Leave out the pictures and repeat everything else in the records exactly.

*-*-*

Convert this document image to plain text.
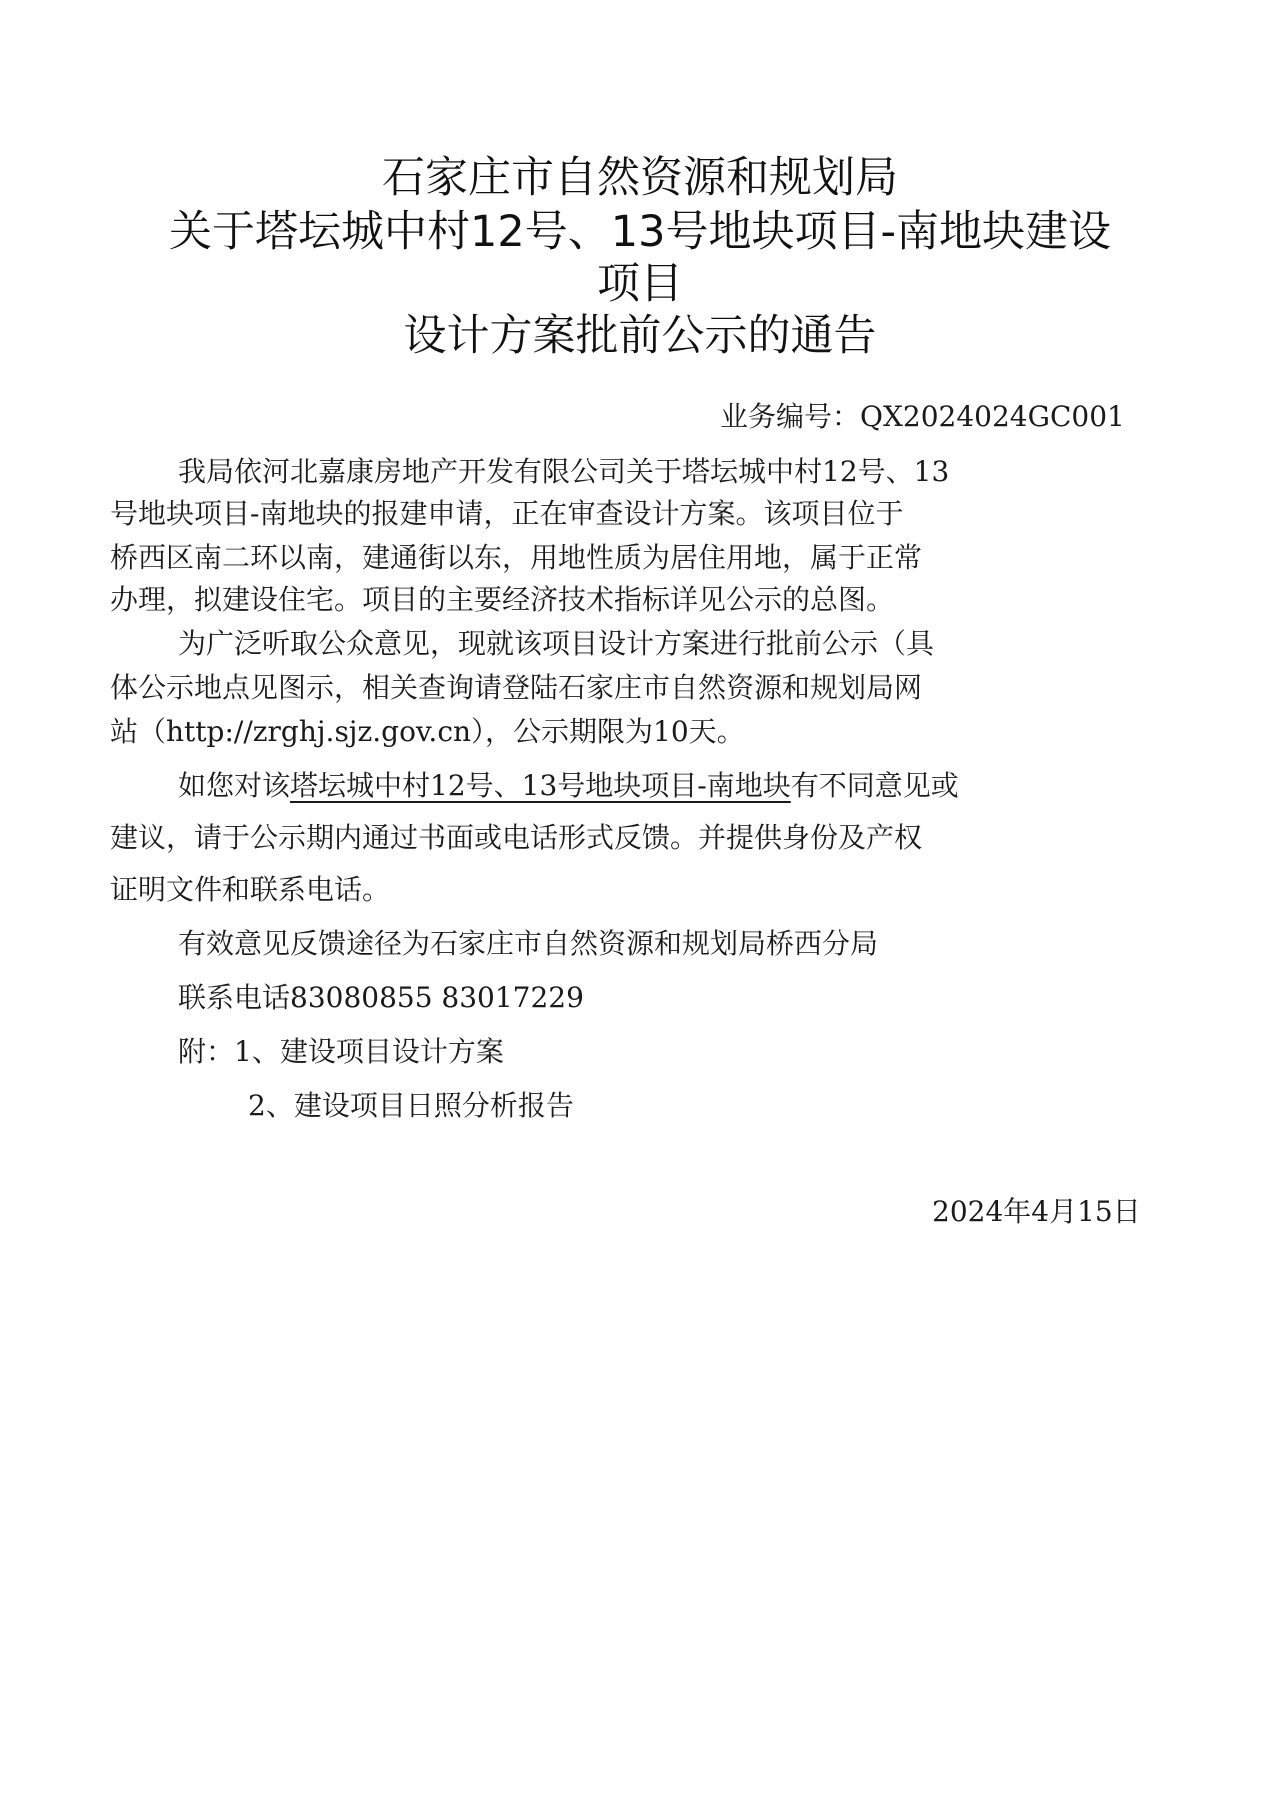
石家庄市自然资源和规划局
关于塔坛城中村12号、13号地块项目-南地块建设
项目
设计方案批前公示的通告
业务编号：QX2024024GC001
我局依河北嘉康房地产开发有限公司关于塔坛城中村12号、13
号地块项目-南地块的报建申请，正在审查设计方案。该项目位于
桥西区南二环以南，建通街以东，用地性质为居住用地，属于正常
办理，拟建设住宅。项目的主要经济技术指标详见公示的总图。
为广泛听取公众意见，现就该项目设计方案进行批前公示（具
体公示地点见图示，相关查询请登陆石家庄市自然资源和规划局网
站（http://zrghj.sjz.gov.cn），公示期限为10天。
如您对该塔坛城中村12号、13号地块项目-南地块有不同意见或
建议，请于公示期内通过书面或电话形式反馈。并提供身份及产权
证明文件和联系电话。
有效意见反馈途径为石家庄市自然资源和规划局桥西分局
联系电话83080855 83017229
附：1、建设项目设计方案
2、建设项目日照分析报告
2024年4月15日
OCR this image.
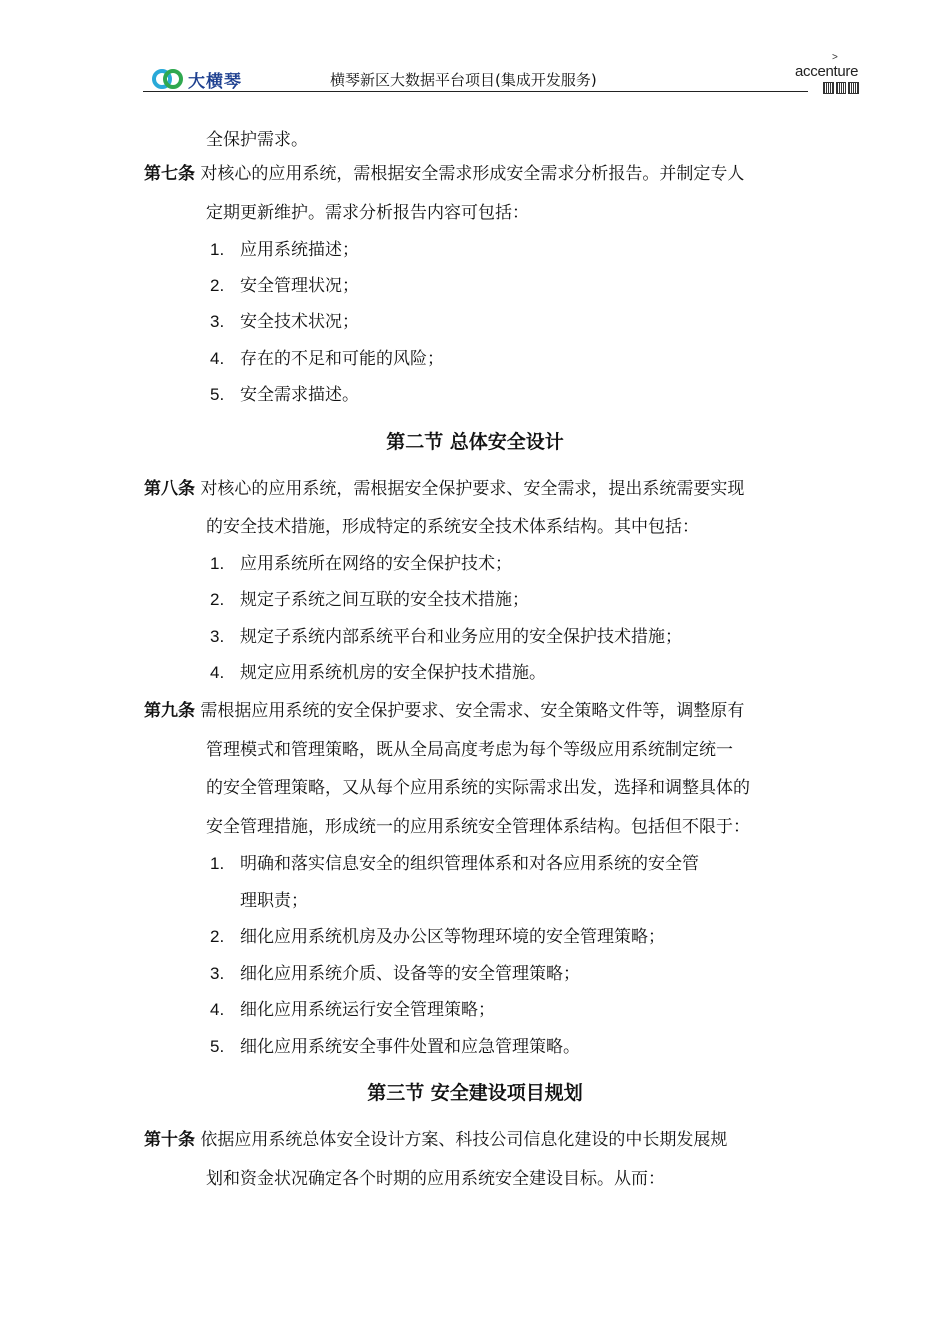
大横琴	横琴新区大数据平台项目(集成开发服务)
>
accenture
全保护需求。
第七条 对核心的应用系统，需根据安全需求形成安全需求分析报告。并制定专人
定期更新维护。需求分析报告内容可包括：
1. 应用系统描述；
2. 安全管理状况；
3. 安全技术状况；
4. 存在的不足和可能的风险；
5. 安全需求描述。
第二节 总体安全设计
第八条 对核心的应用系统，需根据安全保护要求、安全需求，提出系统需要实现
的安全技术措施，形成特定的系统安全技术体系结构。其中包括：
1. 应用系统所在网络的安全保护技术；
2. 规定子系统之间互联的安全技术措施；
3. 规定子系统内部系统平台和业务应用的安全保护技术措施；
4. 规定应用系统机房的安全保护技术措施。
第九条 需根据应用系统的安全保护要求、安全需求、安全策略文件等，调整原有
管理模式和管理策略，既从全局高度考虑为每个等级应用系统制定统一
的安全管理策略，又从每个应用系统的实际需求出发，选择和调整具体的
安全管理措施，形成统一的应用系统安全管理体系结构。包括但不限于：
1. 明确和落实信息安全的组织管理体系和对各应用系统的安全管
理职责；
2. 细化应用系统机房及办公区等物理环境的安全管理策略；
3. 细化应用系统介质、设备等的安全管理策略；
4. 细化应用系统运行安全管理策略；
5. 细化应用系统安全事件处置和应急管理策略。
第三节 安全建设项目规划
第十条 依据应用系统总体安全设计方案、科技公司信息化建设的中长期发展规
划和资金状况确定各个时期的应用系统安全建设目标。从而：
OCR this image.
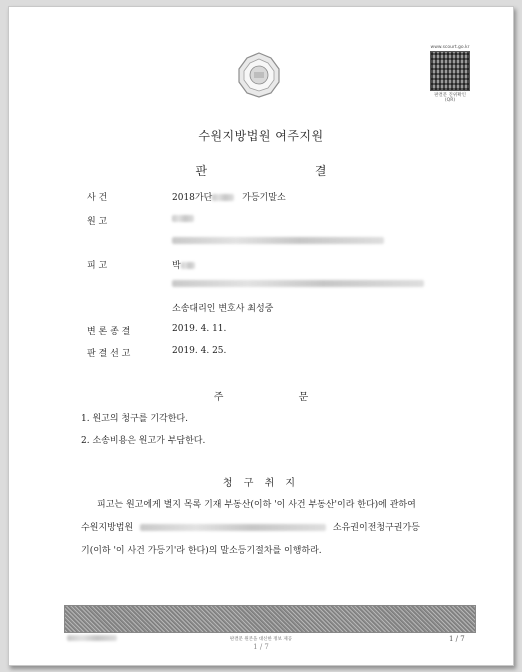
www.scourt.go.kr
판결문 진위확인(QR)
수원지방법원 여주지원
판 결
사 건	2018가단	가등기말소
원 고
피 고	박
소송대리인 변호사 최성중
변 론 종 결	2019. 4. 11.
판 결 선 고	2019. 4. 25.
주 문
1. 원고의 청구를 기각한다.
2. 소송비용은 원고가 부담한다.
청 구 취 지
피고는 원고에게 별지 목록 기재 부동산(이하 '이 사건 부동산'이라 한다)에 관하여
수원지방법원	소유권이전청구권가등
기(이하 '이 사건 가등기'라 한다)의 말소등기절차를 이행하라.
판결문 원본을 대신한 정보 제공
1 / 7
1 / 7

*-*-*

**Correct response:**
Convert this document image to plain text.
石家庄市自然资源和规划局
关于塔坛城中村12号、13号地块项目-南地块建设
项目
设计方案批前公示的通告
业务编号：QX2024024GC001
我局依河北嘉康房地产开发有限公司关于塔坛城中村12号、13
号地块项目-南地块的报建申请，正在审查设计方案。该项目位于
桥西区南二环以南，建通街以东，用地性质为居住用地，属于正常
办理，拟建设住宅。项目的主要经济技术指标详见公示的总图。
为广泛听取公众意见，现就该项目设计方案进行批前公示（具
体公示地点见图示，相关查询请登陆石家庄市自然资源和规划局网
站（http://zrghj.sjz.gov.cn），公示期限为10天。
如您对该塔坛城中村12号、13号地块项目-南地块有不同意见或
建议，请于公示期内通过书面或电话形式反馈。并提供身份及产权
证明文件和联系电话。
有效意见反馈途径为石家庄市自然资源和规划局桥西分局
联系电话83080855 83017229
附：1、建设项目设计方案
2、建设项目日照分析报告
2024年4月15日
OCR this image.
大横琴	横琴新区大数据平台项目(集成开发服务)
>
accenture
全保护需求。
第七条 对核心的应用系统，需根据安全需求形成安全需求分析报告。并制定专人
定期更新维护。需求分析报告内容可包括：
1. 应用系统描述；
2. 安全管理状况；
3. 安全技术状况；
4. 存在的不足和可能的风险；
5. 安全需求描述。
第二节 总体安全设计
第八条 对核心的应用系统，需根据安全保护要求、安全需求，提出系统需要实现
的安全技术措施，形成特定的系统安全技术体系结构。其中包括：
1. 应用系统所在网络的安全保护技术；
2. 规定子系统之间互联的安全技术措施；
3. 规定子系统内部系统平台和业务应用的安全保护技术措施；
4. 规定应用系统机房的安全保护技术措施。
第九条 需根据应用系统的安全保护要求、安全需求、安全策略文件等，调整原有
管理模式和管理策略，既从全局高度考虑为每个等级应用系统制定统一
的安全管理策略，又从每个应用系统的实际需求出发，选择和调整具体的
安全管理措施，形成统一的应用系统安全管理体系结构。包括但不限于：
1. 明确和落实信息安全的组织管理体系和对各应用系统的安全管
理职责；
2. 细化应用系统机房及办公区等物理环境的安全管理策略；
3. 细化应用系统介质、设备等的安全管理策略；
4. 细化应用系统运行安全管理策略；
5. 细化应用系统安全事件处置和应急管理策略。
第三节 安全建设项目规划
第十条 依据应用系统总体安全设计方案、科技公司信息化建设的中长期发展规
划和资金状况确定各个时期的应用系统安全建设目标。从而：
OCR this image.
www.scourt.go.kr
판결문 진위확인(QR)
수원지방법원 여주지원
판 결
사 건	2018가단	가등기말소
원 고
피 고	박
소송대리인 변호사 최성중
변 론 종 결	2019. 4. 11.
판 결 선 고	2019. 4. 25.
주 문
1. 원고의 청구를 기각한다.
2. 소송비용은 원고가 부담한다.
청 구 취 지
피고는 원고에게 별지 목록 기재 부동산(이하 '이 사건 부동산'이라 한다)에 관하여
수원지방법원	소유권이전청구권가등
기(이하 '이 사건 가등기'라 한다)의 말소등기절차를 이행하라.
판결문 원본을 대신한 정보 제공
1 / 7
1 / 7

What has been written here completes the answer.